◆ Exercise directions:
Print every entry exactly as written.

::::::::::

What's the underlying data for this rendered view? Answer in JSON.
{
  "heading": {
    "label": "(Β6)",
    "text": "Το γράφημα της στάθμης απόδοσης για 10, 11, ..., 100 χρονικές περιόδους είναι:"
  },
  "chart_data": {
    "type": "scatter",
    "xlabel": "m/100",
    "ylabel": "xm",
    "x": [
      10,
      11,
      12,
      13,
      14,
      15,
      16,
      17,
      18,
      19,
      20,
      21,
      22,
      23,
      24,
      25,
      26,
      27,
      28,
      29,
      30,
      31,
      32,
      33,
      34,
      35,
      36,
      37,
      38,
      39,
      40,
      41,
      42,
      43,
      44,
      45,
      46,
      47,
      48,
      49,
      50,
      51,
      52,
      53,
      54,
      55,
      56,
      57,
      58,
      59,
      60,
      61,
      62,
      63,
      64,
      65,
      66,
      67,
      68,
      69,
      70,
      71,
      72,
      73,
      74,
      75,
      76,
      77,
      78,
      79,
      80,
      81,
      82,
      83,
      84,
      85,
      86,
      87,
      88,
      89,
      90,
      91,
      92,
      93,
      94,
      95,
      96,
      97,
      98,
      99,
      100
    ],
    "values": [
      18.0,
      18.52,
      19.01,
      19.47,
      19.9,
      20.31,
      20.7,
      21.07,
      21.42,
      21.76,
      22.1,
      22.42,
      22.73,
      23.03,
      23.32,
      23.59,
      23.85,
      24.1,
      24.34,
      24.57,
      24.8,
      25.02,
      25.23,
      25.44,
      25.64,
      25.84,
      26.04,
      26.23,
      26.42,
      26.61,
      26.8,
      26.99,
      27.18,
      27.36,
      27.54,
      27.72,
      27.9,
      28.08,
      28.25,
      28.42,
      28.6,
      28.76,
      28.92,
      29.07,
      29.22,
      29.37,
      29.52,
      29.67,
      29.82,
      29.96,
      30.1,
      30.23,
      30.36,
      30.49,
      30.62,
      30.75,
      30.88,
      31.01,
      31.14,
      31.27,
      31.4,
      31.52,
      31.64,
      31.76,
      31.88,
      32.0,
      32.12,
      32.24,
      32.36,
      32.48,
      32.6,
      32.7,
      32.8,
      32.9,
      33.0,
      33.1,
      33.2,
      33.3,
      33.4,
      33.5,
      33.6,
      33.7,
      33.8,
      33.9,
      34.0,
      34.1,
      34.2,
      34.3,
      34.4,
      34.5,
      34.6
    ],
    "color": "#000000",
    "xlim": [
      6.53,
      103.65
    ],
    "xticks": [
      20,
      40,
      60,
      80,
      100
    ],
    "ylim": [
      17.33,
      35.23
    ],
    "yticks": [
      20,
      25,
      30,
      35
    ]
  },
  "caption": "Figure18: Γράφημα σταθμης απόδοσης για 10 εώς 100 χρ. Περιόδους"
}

::::::::::

◆ Full output:
What's the underlying data for this rendered view? Answer in JSON.
{
  "heading": {
    "label": "(Β6)",
    "text": "Το γράφημα της στάθμης απόδοσης για 10, 11, ..., 100 χρονικές περιόδους είναι:"
  },
  "chart_data": {
    "type": "scatter",
    "xlabel": "m/100",
    "ylabel": "xm",
    "x": [
      10,
      11,
      12,
      13,
      14,
      15,
      16,
      17,
      18,
      19,
      20,
      21,
      22,
      23,
      24,
      25,
      26,
      27,
      28,
      29,
      30,
      31,
      32,
      33,
      34,
      35,
      36,
      37,
      38,
      39,
      40,
      41,
      42,
      43,
      44,
      45,
      46,
      47,
      48,
      49,
      50,
      51,
      52,
      53,
      54,
      55,
      56,
      57,
      58,
      59,
      60,
      61,
      62,
      63,
      64,
      65,
      66,
      67,
      68,
      69,
      70,
      71,
      72,
      73,
      74,
      75,
      76,
      77,
      78,
      79,
      80,
      81,
      82,
      83,
      84,
      85,
      86,
      87,
      88,
      89,
      90,
      91,
      92,
      93,
      94,
      95,
      96,
      97,
      98,
      99,
      100
    ],
    "values": [
      18.0,
      18.52,
      19.01,
      19.47,
      19.9,
      20.31,
      20.7,
      21.07,
      21.42,
      21.76,
      22.1,
      22.42,
      22.73,
      23.03,
      23.32,
      23.59,
      23.85,
      24.1,
      24.34,
      24.57,
      24.8,
      25.02,
      25.23,
      25.44,
      25.64,
      25.84,
      26.04,
      26.23,
      26.42,
      26.61,
      26.8,
      26.99,
      27.18,
      27.36,
      27.54,
      27.72,
      27.9,
      28.08,
      28.25,
      28.42,
      28.6,
      28.76,
      28.92,
      29.07,
      29.22,
      29.37,
      29.52,
      29.67,
      29.82,
      29.96,
      30.1,
      30.23,
      30.36,
      30.49,
      30.62,
      30.75,
      30.88,
      31.01,
      31.14,
      31.27,
      31.4,
      31.52,
      31.64,
      31.76,
      31.88,
      32.0,
      32.12,
      32.24,
      32.36,
      32.48,
      32.6,
      32.7,
      32.8,
      32.9,
      33.0,
      33.1,
      33.2,
      33.3,
      33.4,
      33.5,
      33.6,
      33.7,
      33.8,
      33.9,
      34.0,
      34.1,
      34.2,
      34.3,
      34.4,
      34.5,
      34.6
    ],
    "color": "#000000",
    "xlim": [
      6.53,
      103.65
    ],
    "xticks": [
      20,
      40,
      60,
      80,
      100
    ],
    "ylim": [
      17.33,
      35.23
    ],
    "yticks": [
      20,
      25,
      30,
      35
    ]
  },
  "caption": "Figure18: Γράφημα σταθμης απόδοσης για 10 εώς 100 χρ. Περιόδους"
}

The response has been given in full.